PROBLEM REQUIREMENTS:
Copy the listing below in full and skip every picture.

INPUT FOR THIS TASK:
>>>>
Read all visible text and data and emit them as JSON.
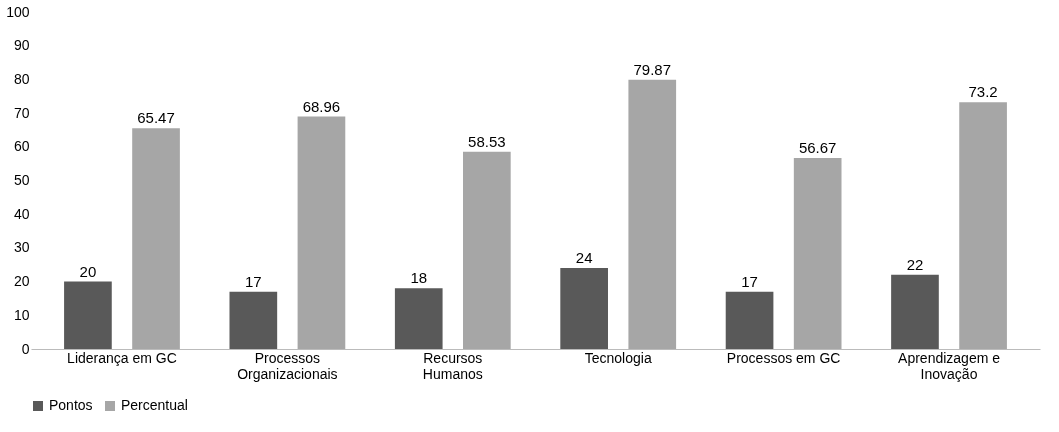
{
  "chart_data": {
    "type": "bar",
    "categories": [
      "Liderança em GC",
      "Processos Organizacionais",
      "Recursos Humanos",
      "Tecnologia",
      "Processos em GC",
      "Aprendizagem e Inovação"
    ],
    "series": [
      {
        "name": "Pontos",
        "color": "#595959",
        "values": [
          20,
          17,
          18,
          24,
          17,
          22
        ]
      },
      {
        "name": "Percentual",
        "color": "#a6a6a6",
        "values": [
          65.47,
          68.96,
          58.53,
          79.87,
          56.67,
          73.2
        ]
      }
    ],
    "ylim": [
      0,
      100
    ],
    "yticks": [
      0,
      10,
      20,
      30,
      40,
      50,
      60,
      70,
      80,
      90,
      100
    ],
    "grid": false,
    "legend": "bottom",
    "data_labels": true
  }
}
<<<<
OUTPUT BELOW:
Read all visible text and data and emit them as JSON.
{
  "chart_data": {
    "type": "bar",
    "categories": [
      "Liderança em GC",
      "Processos Organizacionais",
      "Recursos Humanos",
      "Tecnologia",
      "Processos em GC",
      "Aprendizagem e Inovação"
    ],
    "series": [
      {
        "name": "Pontos",
        "color": "#595959",
        "values": [
          20,
          17,
          18,
          24,
          17,
          22
        ]
      },
      {
        "name": "Percentual",
        "color": "#a6a6a6",
        "values": [
          65.47,
          68.96,
          58.53,
          79.87,
          56.67,
          73.2
        ]
      }
    ],
    "ylim": [
      0,
      100
    ],
    "yticks": [
      0,
      10,
      20,
      30,
      40,
      50,
      60,
      70,
      80,
      90,
      100
    ],
    "grid": false,
    "legend": "bottom",
    "data_labels": true
  }
}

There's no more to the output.